## Extracted text
......

The stepwise model using BIC reduced from 68 to 14 predictors, but training RMSE increased from 6.67 to 7.33 and R² dropped from 0.769 to 0.721. This is expected: BIC explicitly penalises model complexity, prioritising simplicity and generalisability over in-sample fit. The model trades minimal predictive accuracy for interpretability and stability — retaining only key factors like income, stress, and emotional traits. Simpler models are less prone to overfitting and more robust on unseen data, so the higher training RMSE reflects BIC's fundamental purpose of balancing complexity and predictive power.

## 4. Best Lightweight Model (2 Predictors)

Exhaustive search over all 2-predictor combinations to find the model with the lowest training RMSE.

In [4]:
# 1) Load data
v <- read.csv("regression_train.csv", stringsAsFactors = TRUE)

# 2) Full model (for comparison)
model_full <- lm(happiness ~ ., data = v)

# 3) Stepwise model with BIC (also for comparison, from Q3 idea)
model_step <- step(
  model_full,
  direction = "both",
  k = log(nrow(v)),
  trace = 0
)

# 4) RMSE function (reuse from Q2)
predict_and_rmse <- function(model, data) {
  preds <- predict(model, newdata = data)
  if (!("happiness" %in% names(data))) {
    return(list(predictions = preds, rmse = NA))
  }
  actual <- data$happiness
  rmse <- sqrt(mean((actual - preds)^2))
  return(list(predictions = preds, rmse = rmse))
}

# 5) Exhaustive search for the best 2-predictor model
predictor_names <- setdiff(names(v), "happiness")
n_pred <- length(predictor_names)

best_rmse <- Inf
best_preds <- NULL
best_model <- NULL

for (i in 1:(n_pred - 1)) {
  for (j in (i + 1):n_pred) {
    fml_str <- paste("happiness ~", predictor_names[i], "+", predictor_names[j])

......

## Set tasks
1/ Transcribe the regression notebook excerpt in full.
2/ From the records, restate word for word the lines from the one containing "legend-swatch <box>692 112 744 117</box>" up to and including the one containing "x-tick-label: 1960 <box>216 482 245 497</box>".
The regression notebook excerpt and the records have nothing to do with each other.

## Supplied records
......

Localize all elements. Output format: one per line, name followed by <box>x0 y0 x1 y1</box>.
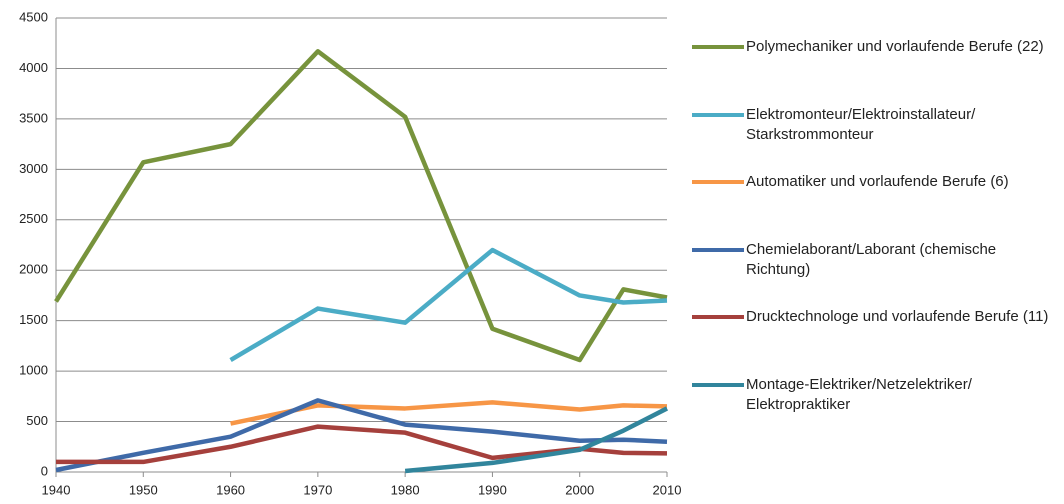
legend-swatch <box>692 112 744 117</box>
series-line <box>230 400 668 426</box>
x-tick-label: 2000 <box>565 482 594 497</box>
legend-swatch <box>692 180 744 184</box>
x-tick-label: 1950 <box>129 482 158 497</box>
legend-label: Polymechaniker und vorlaufende Berufe (2… <box>746 38 1044 55</box>
legend-label: Automatiker und vorlaufende Berufe (6) <box>746 173 1009 190</box>
series-line <box>55 398 668 473</box>
legend-label: Elektromonteur/Elektroinstallateur/ Star… <box>746 105 976 143</box>
series-line <box>229 247 668 362</box>
y-tick-label: 500 <box>26 413 48 428</box>
x-tick-label: 2010 <box>653 482 682 497</box>
legend-label: Chemielaborant/Laborant (chemische Richt… <box>746 240 997 278</box>
y-tick-label: 3000 <box>19 161 48 176</box>
legend-swatch <box>692 45 744 49</box>
x-tick-label: 1970 <box>303 482 332 497</box>
legend-entry: Drucktechnologe und vorlaufende Berufe (… <box>692 307 1062 327</box>
y-tick-label: 1000 <box>19 363 48 378</box>
x-tick-label: 1980 <box>391 482 420 497</box>
y-tick-label: 1500 <box>19 312 48 327</box>
legend-label: Drucktechnologe und vorlaufende Berufe (… <box>746 308 1049 325</box>
y-tick-label: 3500 <box>19 110 48 125</box>
legend-label: Montage-Elektriker/Netzelektriker/ Elekt… <box>746 375 972 413</box>
series-line <box>54 49 668 363</box>
x-tick-label: 1940 <box>42 482 71 497</box>
y-tick-label: 2500 <box>19 211 48 226</box>
y-tick-label: 2000 <box>19 262 48 277</box>
x-tick-label: 1960 <box>216 482 245 497</box>
legend-entry: Automatiker und vorlaufende Berufe (6) <box>692 172 1062 192</box>
legend-swatch <box>692 315 744 319</box>
series-line <box>56 424 668 465</box>
y-tick-label: 4000 <box>19 60 48 75</box>
legend-entry: Elektromonteur/Elektroinstallateur/ Star… <box>692 105 1062 145</box>
legend-swatch <box>692 382 744 387</box>
legend-entry: Chemielaborant/Laborant (chemische Richt… <box>692 240 1062 280</box>
y-tick-label: 0 <box>41 463 48 478</box>
legend-entry: Polymechaniker und vorlaufende Berufe (2… <box>692 37 1062 57</box>
legend-entry: Montage-Elektriker/Netzelektriker/ Elekt… <box>692 375 1062 415</box>
y-tick-label: 4500 <box>19 9 48 24</box>
legend-swatch <box>692 247 744 252</box>
series-line <box>404 406 669 474</box>
x-tick-label: 1990 <box>478 482 507 497</box>
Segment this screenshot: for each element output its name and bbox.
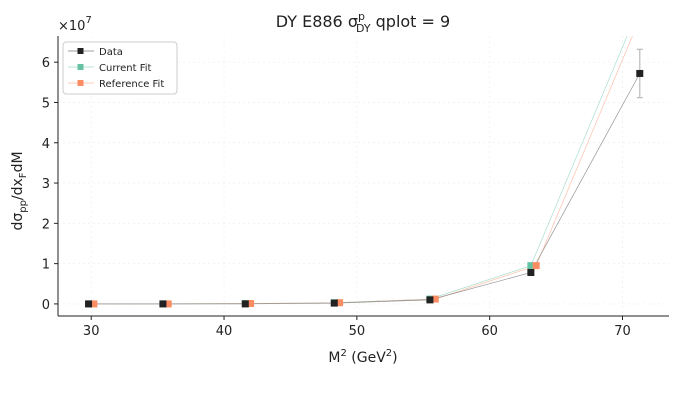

......

## Answers to the problems
1/
The stepwise model using BIC reduced from 68 to 14 predictors, but training RMSE increased from 6.67 to 7.33 and R² dropped from 0.769 to 0.721. This is expected: BIC explicitly penalises model complexity, prioritising simplicity and generalisability over in-sample fit. The model trades minimal predictive accuracy for interpretability and stability — retaining only key factors like income, stress, and emotional traits. Simpler models are less prone to overfitting and more robust on unseen data, so the higher training RMSE reflects BIC's fundamental purpose of balancing complexity and predictive power.

## 4. Best Lightweight Model (2 Predictors)

Exhaustive search over all 2-predictor combinations to find the model with the lowest training RMSE.

In [4]:
# 1) Load data
v <- read.csv("regression_train.csv", stringsAsFactors = TRUE)

# 2) Full model (for comparison)
model_full <- lm(happiness ~ ., data = v)

# 3) Stepwise model with BIC (also for comparison, from Q3 idea)
model_step <- step(
  model_full,
  direction = "both",
  k = log(nrow(v)),
  trace = 0
)

# 4) RMSE function (reuse from Q2)
predict_and_rmse <- function(model, data) {
  preds <- predict(model, newdata = data)
  if (!("happiness" %in% names(data))) {
    return(list(predictions = preds, rmse = NA))
  }
  actual <- data$happiness
  rmse <- sqrt(mean((actual - preds)^2))
  return(list(predictions = preds, rmse = rmse))
}

# 5) Exhaustive search for the best 2-predictor model
predictor_names <- setdiff(names(v), "happiness")
n_pred <- length(predictor_names)

best_rmse <- Inf
best_preds <- NULL
best_model <- NULL

for (i in 1:(n_pred - 1)) {
  for (j in (i + 1):n_pred) {
    fml_str <- paste("happiness ~", predictor_names[i], "+", predictor_names[j])

2/
legend-swatch <box>692 112 744 117</box>
series-line <box>230 400 668 426</box>
x-tick-label: 2000 <box>565 482 594 497</box>
legend-swatch <box>692 180 744 184</box>
x-tick-label: 1950 <box>129 482 158 497</box>
legend-label: Polymechaniker und vorlaufende Berufe (2… <box>746 38 1044 55</box>
legend-label: Automatiker und vorlaufende Berufe (6) <box>746 173 1009 190</box>
series-line <box>55 398 668 473</box>
legend-label: Elektromonteur/Elektroinstallateur/ Star… <box>746 105 976 143</box>
series-line <box>229 247 668 362</box>
y-tick-label: 500 <box>26 413 48 428</box>
x-tick-label: 2010 <box>653 482 682 497</box>
legend-label: Chemielaborant/Laborant (chemische Richt… <box>746 240 997 278</box>
y-tick-label: 3000 <box>19 161 48 176</box>
legend-swatch <box>692 45 744 49</box>
x-tick-label: 1970 <box>303 482 332 497</box>
legend-entry: Drucktechnologe und vorlaufende Berufe (… <box>692 307 1062 327</box>
y-tick-label: 1000 <box>19 363 48 378</box>
x-tick-label: 1980 <box>391 482 420 497</box>
y-tick-label: 1500 <box>19 312 48 327</box>
legend-label: Drucktechnologe und vorlaufende Berufe (… <box>746 308 1049 325</box>
y-tick-label: 3500 <box>19 110 48 125</box>
legend-label: Montage-Elektriker/Netzelektriker/ Elekt… <box>746 375 972 413</box>
series-line <box>54 49 668 363</box>
x-tick-label: 1940 <box>42 482 71 497</box>
y-tick-label: 2500 <box>19 211 48 226</box>
y-tick-label: 2000 <box>19 262 48 277</box>
x-tick-label: 1960 <box>216 482 245 497</box>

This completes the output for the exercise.